**The problem**
Without the pictures, copy all the entries below exactly.

**Records for this exercise**
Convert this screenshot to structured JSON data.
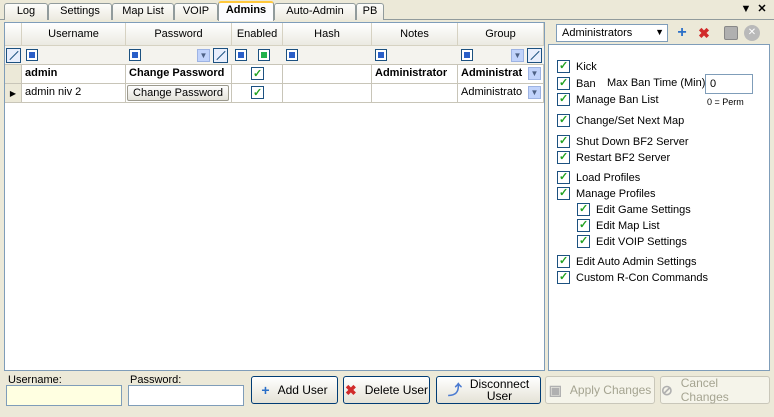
{
  "tabs": [
    "Log",
    "Settings",
    "Map List",
    "VOIP",
    "Admins",
    "Auto-Admin",
    "PB"
  ],
  "active_tab": "Admins",
  "window_controls": {
    "pin": "▼",
    "close": "✕"
  },
  "grid": {
    "columns": [
      "Username",
      "Password",
      "Enabled",
      "Hash",
      "Notes",
      "Group"
    ],
    "rows": [
      {
        "username": "admin",
        "password": "Change Password",
        "enabled": true,
        "hash": "",
        "notes": "Administrator",
        "group": "Administrat",
        "bold": true
      },
      {
        "username": "admin niv 2",
        "password": "Change Password",
        "enabled": true,
        "hash": "",
        "notes": "",
        "group": "Administrato",
        "bold": false
      }
    ]
  },
  "group_panel": {
    "selected_group": "Administrators",
    "permissions": {
      "kick": "Kick",
      "ban": "Ban",
      "max_ban_label": "Max Ban Time (Min):",
      "max_ban_value": "0",
      "perm_note": "0 = Perm",
      "manage_ban_list": "Manage Ban List",
      "change_next_map": "Change/Set Next Map",
      "shutdown": "Shut Down BF2 Server",
      "restart": "Restart BF2 Server",
      "load_profiles": "Load Profiles",
      "manage_profiles": "Manage Profiles",
      "edit_game": "Edit Game Settings",
      "edit_map": "Edit Map List",
      "edit_voip": "Edit VOIP Settings",
      "edit_auto_admin": "Edit Auto Admin Settings",
      "custom_rcon": "Custom R-Con Commands"
    }
  },
  "bottom": {
    "username_label": "Username:",
    "username_value": "",
    "password_label": "Password:",
    "password_value": "",
    "add_user": "Add User",
    "delete_user": "Delete User",
    "disconnect_user_1": "Disconnect",
    "disconnect_user_2": "User",
    "apply_changes": "Apply Changes",
    "cancel_changes": "Cancel Changes"
  }
}
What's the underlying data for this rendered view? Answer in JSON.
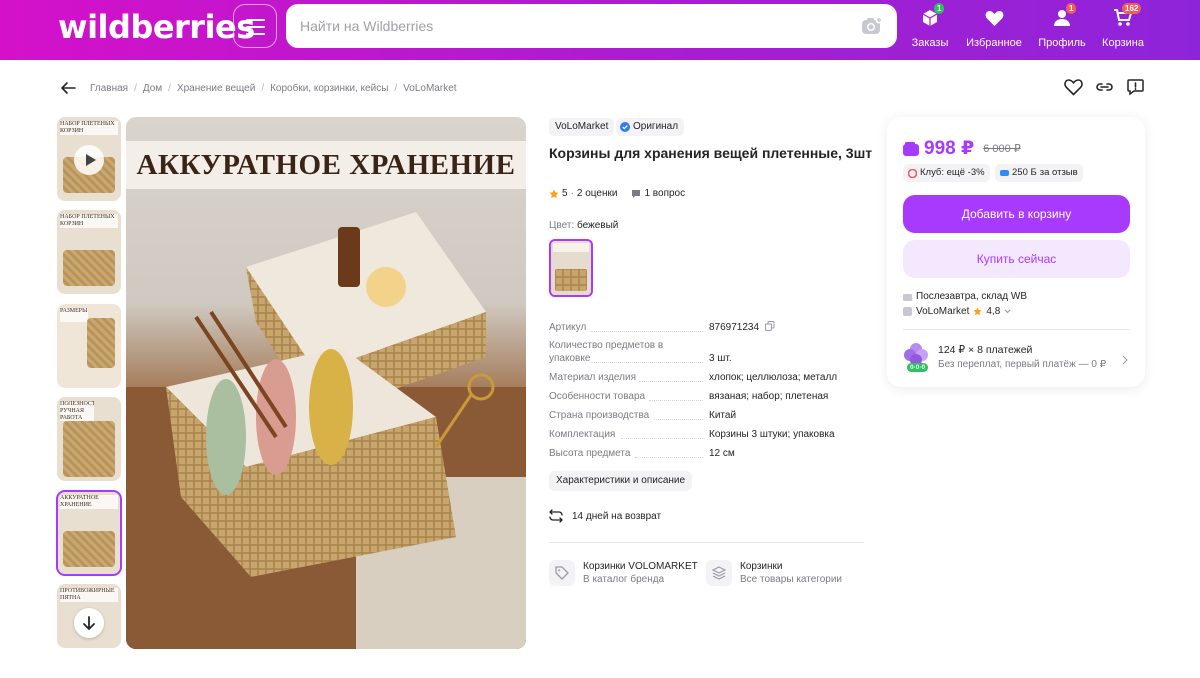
{
  "header": {
    "logo": "wildberries",
    "search_placeholder": "Найти на Wildberries",
    "nav": [
      {
        "label": "Заказы",
        "badge": "1"
      },
      {
        "label": "Избранное",
        "badge": ""
      },
      {
        "label": "Профиль",
        "badge": "1"
      },
      {
        "label": "Корзина",
        "badge": "162"
      }
    ]
  },
  "breadcrumb": [
    "Главная",
    "Дом",
    "Хранение вещей",
    "Коробки, корзинки, кейсы",
    "VoLoMarket"
  ],
  "gallery": {
    "banner_text": "АККУРАТНОЕ ХРАНЕНИЕ",
    "thumbs": [
      {
        "caption": "НАБОР ПЛЕТЁНЫХ КОРЗИН"
      },
      {
        "caption": "НАБОР ПЛЕТЁНЫХ КОРЗИН"
      },
      {
        "caption": "РАЗМЕРЫ"
      },
      {
        "caption": "ПОЛЕЗНОСТЬ РУЧНАЯ РАБОТА"
      },
      {
        "caption": "АККУРАТНОЕ ХРАНЕНИЕ"
      },
      {
        "caption": "ПРОТИВОЖИРНЫЕ ПЯТНА"
      }
    ]
  },
  "product": {
    "seller": "VoLoMarket",
    "original": "Оригинал",
    "title": "Корзины для хранения вещей плетенные, 3шт",
    "rating": "5",
    "reviews": "2 оценки",
    "questions": "1 вопрос",
    "color_key": "Цвет:",
    "color_value": "бежевый",
    "specs": [
      {
        "key": "Артикул",
        "value": "876971234"
      },
      {
        "key": "Количество предметов в упаковке",
        "value": "3 шт."
      },
      {
        "key": "Материал изделия",
        "value": "хлопок; целлюлоза; металл"
      },
      {
        "key": "Особенности товара",
        "value": "вязаная; набор; плетеная"
      },
      {
        "key": "Страна производства",
        "value": "Китай"
      },
      {
        "key": "Комплектация",
        "value": "Корзины 3 штуки; упаковка"
      },
      {
        "key": "Высота предмета",
        "value": "12 см"
      }
    ],
    "char_button": "Характеристики и описание",
    "returns": "14 дней на возврат",
    "brand_links": [
      {
        "title": "Корзинки VOLOMARKET",
        "sub": "В каталог бренда"
      },
      {
        "title": "Корзинки",
        "sub": "Все товары категории"
      }
    ]
  },
  "price_card": {
    "price": "998 ₽",
    "old_price": "6 000 ₽",
    "club_chip": "Клуб: ещё -3%",
    "bonus_chip": "250 Б",
    "bonus_tail": "за отзыв",
    "add_to_cart": "Добавить в корзину",
    "buy_now": "Купить сейчас",
    "delivery": "Послезавтра, склад WB",
    "seller": "VoLoMarket",
    "seller_rating": "4,8",
    "installment_main": "124 ₽ × 8 платежей",
    "installment_sub": "Без переплат, первый платёж — 0 ₽",
    "split_badge": "0·0·0"
  },
  "colors": {
    "brand_gradient_start": "#d411c9",
    "brand_gradient_end": "#8e24d9",
    "accent": "#a73afd",
    "success": "#2cc25d",
    "star": "#ff9f1a"
  }
}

**Task answer**
Convert this screenshot to structured JSON data.
{
  "tabs": [
    "Log",
    "Settings",
    "Map List",
    "VOIP",
    "Admins",
    "Auto-Admin",
    "PB"
  ],
  "active_tab": "Admins",
  "window_controls": {
    "pin": "▼",
    "close": "✕"
  },
  "grid": {
    "columns": [
      "Username",
      "Password",
      "Enabled",
      "Hash",
      "Notes",
      "Group"
    ],
    "rows": [
      {
        "username": "admin",
        "password": "Change Password",
        "enabled": true,
        "hash": "",
        "notes": "Administrator",
        "group": "Administrat",
        "bold": true
      },
      {
        "username": "admin niv 2",
        "password": "Change Password",
        "enabled": true,
        "hash": "",
        "notes": "",
        "group": "Administrato",
        "bold": false
      }
    ]
  },
  "group_panel": {
    "selected_group": "Administrators",
    "permissions": {
      "kick": "Kick",
      "ban": "Ban",
      "max_ban_label": "Max Ban Time (Min):",
      "max_ban_value": "0",
      "perm_note": "0 = Perm",
      "manage_ban_list": "Manage Ban List",
      "change_next_map": "Change/Set Next Map",
      "shutdown": "Shut Down BF2 Server",
      "restart": "Restart BF2 Server",
      "load_profiles": "Load Profiles",
      "manage_profiles": "Manage Profiles",
      "edit_game": "Edit Game Settings",
      "edit_map": "Edit Map List",
      "edit_voip": "Edit VOIP Settings",
      "edit_auto_admin": "Edit Auto Admin Settings",
      "custom_rcon": "Custom R-Con Commands"
    }
  },
  "bottom": {
    "username_label": "Username:",
    "username_value": "",
    "password_label": "Password:",
    "password_value": "",
    "add_user": "Add User",
    "delete_user": "Delete User",
    "disconnect_user_1": "Disconnect",
    "disconnect_user_2": "User",
    "apply_changes": "Apply Changes",
    "cancel_changes": "Cancel Changes"
  }
}
What's the underlying data for this rendered view? Answer in JSON.
{
  "header": {
    "logo": "wildberries",
    "search_placeholder": "Найти на Wildberries",
    "nav": [
      {
        "label": "Заказы",
        "badge": "1"
      },
      {
        "label": "Избранное",
        "badge": ""
      },
      {
        "label": "Профиль",
        "badge": "1"
      },
      {
        "label": "Корзина",
        "badge": "162"
      }
    ]
  },
  "breadcrumb": [
    "Главная",
    "Дом",
    "Хранение вещей",
    "Коробки, корзинки, кейсы",
    "VoLoMarket"
  ],
  "gallery": {
    "banner_text": "АККУРАТНОЕ ХРАНЕНИЕ",
    "thumbs": [
      {
        "caption": "НАБОР ПЛЕТЁНЫХ КОРЗИН"
      },
      {
        "caption": "НАБОР ПЛЕТЁНЫХ КОРЗИН"
      },
      {
        "caption": "РАЗМЕРЫ"
      },
      {
        "caption": "ПОЛЕЗНОСТЬ РУЧНАЯ РАБОТА"
      },
      {
        "caption": "АККУРАТНОЕ ХРАНЕНИЕ"
      },
      {
        "caption": "ПРОТИВОЖИРНЫЕ ПЯТНА"
      }
    ]
  },
  "product": {
    "seller": "VoLoMarket",
    "original": "Оригинал",
    "title": "Корзины для хранения вещей плетенные, 3шт",
    "rating": "5",
    "reviews": "2 оценки",
    "questions": "1 вопрос",
    "color_key": "Цвет:",
    "color_value": "бежевый",
    "specs": [
      {
        "key": "Артикул",
        "value": "876971234"
      },
      {
        "key": "Количество предметов в упаковке",
        "value": "3 шт."
      },
      {
        "key": "Материал изделия",
        "value": "хлопок; целлюлоза; металл"
      },
      {
        "key": "Особенности товара",
        "value": "вязаная; набор; плетеная"
      },
      {
        "key": "Страна производства",
        "value": "Китай"
      },
      {
        "key": "Комплектация",
        "value": "Корзины 3 штуки; упаковка"
      },
      {
        "key": "Высота предмета",
        "value": "12 см"
      }
    ],
    "char_button": "Характеристики и описание",
    "returns": "14 дней на возврат",
    "brand_links": [
      {
        "title": "Корзинки VOLOMARKET",
        "sub": "В каталог бренда"
      },
      {
        "title": "Корзинки",
        "sub": "Все товары категории"
      }
    ]
  },
  "price_card": {
    "price": "998 ₽",
    "old_price": "6 000 ₽",
    "club_chip": "Клуб: ещё -3%",
    "bonus_chip": "250 Б",
    "bonus_tail": "за отзыв",
    "add_to_cart": "Добавить в корзину",
    "buy_now": "Купить сейчас",
    "delivery": "Послезавтра, склад WB",
    "seller": "VoLoMarket",
    "seller_rating": "4,8",
    "installment_main": "124 ₽ × 8 платежей",
    "installment_sub": "Без переплат, первый платёж — 0 ₽",
    "split_badge": "0·0·0"
  },
  "colors": {
    "brand_gradient_start": "#d411c9",
    "brand_gradient_end": "#8e24d9",
    "accent": "#a73afd",
    "success": "#2cc25d",
    "star": "#ff9f1a"
  }
}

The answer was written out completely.